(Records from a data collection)
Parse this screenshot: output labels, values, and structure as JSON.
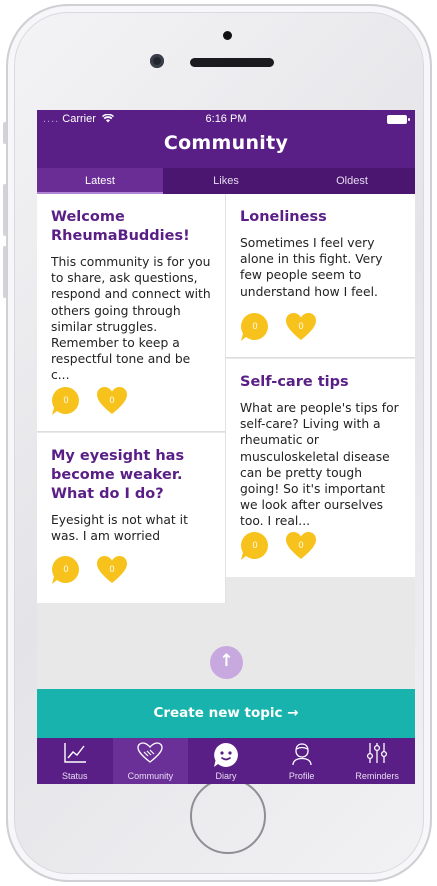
{
  "status_bar": {
    "carrier": "Carrier",
    "dots": "....",
    "time": "6:16 PM"
  },
  "header": {
    "title": "Community"
  },
  "tabs": [
    {
      "label": "Latest",
      "active": true
    },
    {
      "label": "Likes",
      "active": false
    },
    {
      "label": "Oldest",
      "active": false
    }
  ],
  "topics": [
    {
      "title": "Welcome RheumaBuddies!",
      "body": "This community is for you to share, ask questions, respond and connect with others going through similar struggles. Remember to keep a respectful tone and be c...",
      "comments": "0",
      "likes": "0"
    },
    {
      "title": "Loneliness",
      "body": "Sometimes I feel very alone in this fight. Very few people seem to understand how I feel.",
      "comments": "0",
      "likes": "0"
    },
    {
      "title": "My eyesight has become weaker. What do I do?",
      "body": "Eyesight is not what it was. I am worried",
      "comments": "0",
      "likes": "0"
    },
    {
      "title": "Self-care tips",
      "body": "What are people's tips for self-care? Living with a rheumatic or musculoskeletal disease can be pretty tough going! So it's important we look after ourselves too. I real...",
      "comments": "0",
      "likes": "0"
    }
  ],
  "scroll_up_icon": "arrow-up-icon",
  "create_button": {
    "label": "Create new topic →"
  },
  "bottom_nav": [
    {
      "label": "Status",
      "icon": "chart-icon",
      "active": false
    },
    {
      "label": "Community",
      "icon": "handshake-heart-icon",
      "active": true
    },
    {
      "label": "Diary",
      "icon": "smiley-bubble-icon",
      "active": false
    },
    {
      "label": "Profile",
      "icon": "person-icon",
      "active": false
    },
    {
      "label": "Reminders",
      "icon": "sliders-icon",
      "active": false
    }
  ],
  "colors": {
    "brand_purple": "#5a1f86",
    "teal": "#19b3ad",
    "reaction_yellow": "#f7c21b"
  }
}
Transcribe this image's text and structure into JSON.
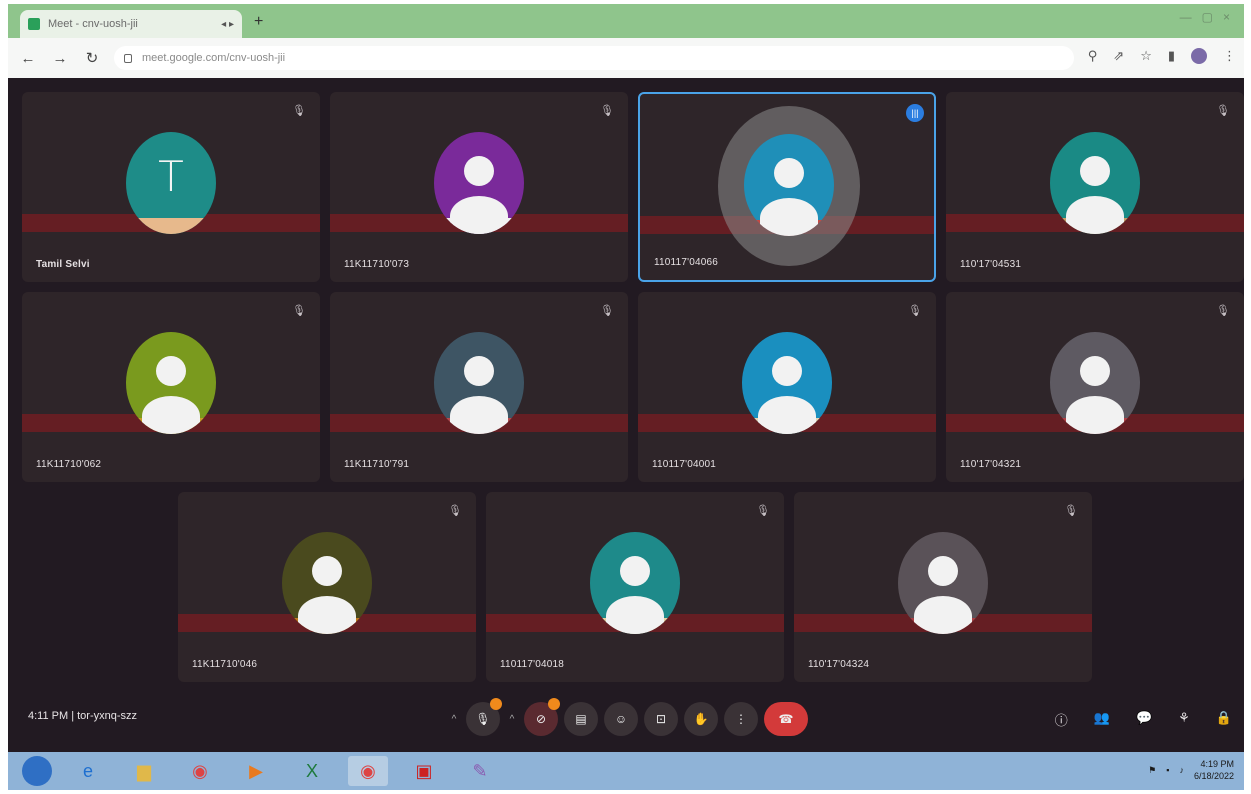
{
  "browser": {
    "tab_title": "Meet - cnv-uosh-jii",
    "tab_controls": "◂ ▸",
    "new_tab": "+",
    "url": "meet.google.com/cnv-uosh-jii",
    "window_controls": [
      "—",
      "▢",
      "×"
    ]
  },
  "tiles": [
    {
      "name": "Tamil Selvi",
      "initial": "T",
      "avatar_color": "#1e8c88",
      "band_color": "#e7b98c"
    },
    {
      "name": "11K11710'073",
      "initial": "",
      "avatar_color": "#7a2a9a",
      "band_color": "#f2f2f2"
    },
    {
      "name": "110117'04066",
      "initial": "",
      "avatar_color": "#1f8fb8",
      "band_color": "#c44a44",
      "speaking": true
    },
    {
      "name": "110'17'04531",
      "initial": "",
      "avatar_color": "#1a8a85",
      "band_color": "#c9a06a"
    },
    {
      "name": "11K11710'062",
      "initial": "",
      "avatar_color": "#7a9a1e",
      "band_color": "#c69c2a"
    },
    {
      "name": "11K11710'791",
      "initial": "",
      "avatar_color": "#3e5564",
      "band_color": "#b44a4e"
    },
    {
      "name": "110117'04001",
      "initial": "",
      "avatar_color": "#1a8fbf",
      "band_color": "#e6d6b4"
    },
    {
      "name": "110'17'04321",
      "initial": "",
      "avatar_color": "#5e5a62",
      "band_color": "#b04248"
    },
    {
      "name": "11K11710'046",
      "initial": "",
      "avatar_color": "#4a4a1e",
      "band_color": "#c07a1e"
    },
    {
      "name": "110117'04018",
      "initial": "",
      "avatar_color": "#1e8a8a",
      "band_color": "#e8d2a4"
    },
    {
      "name": "110'17'04324",
      "initial": "",
      "avatar_color": "#5a5258",
      "band_color": "#a84046"
    }
  ],
  "controls": {
    "time_code": "4:11 PM  |  tor-yxnq-szz"
  },
  "taskbar": {
    "time": "4:19 PM",
    "date": "6/18/2022"
  }
}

TASK DETAILS:
Pull out all lines containing "body".

THE SOLUTION:
      "body": "This community is for you to share, ask questions, respond and connect with others going through similar struggles. Remember to keep a respectful tone and be c...",
      "body": "Sometimes I feel very alone in this fight. Very few people seem to understand how I feel.",
      "body": "Eyesight is not what it was. I am worried",
      "body": "What are people's tips for self-care? Living with a rheumatic or musculoskeletal disease can be pretty tough going! So it's important we look after ourselves too. I real...",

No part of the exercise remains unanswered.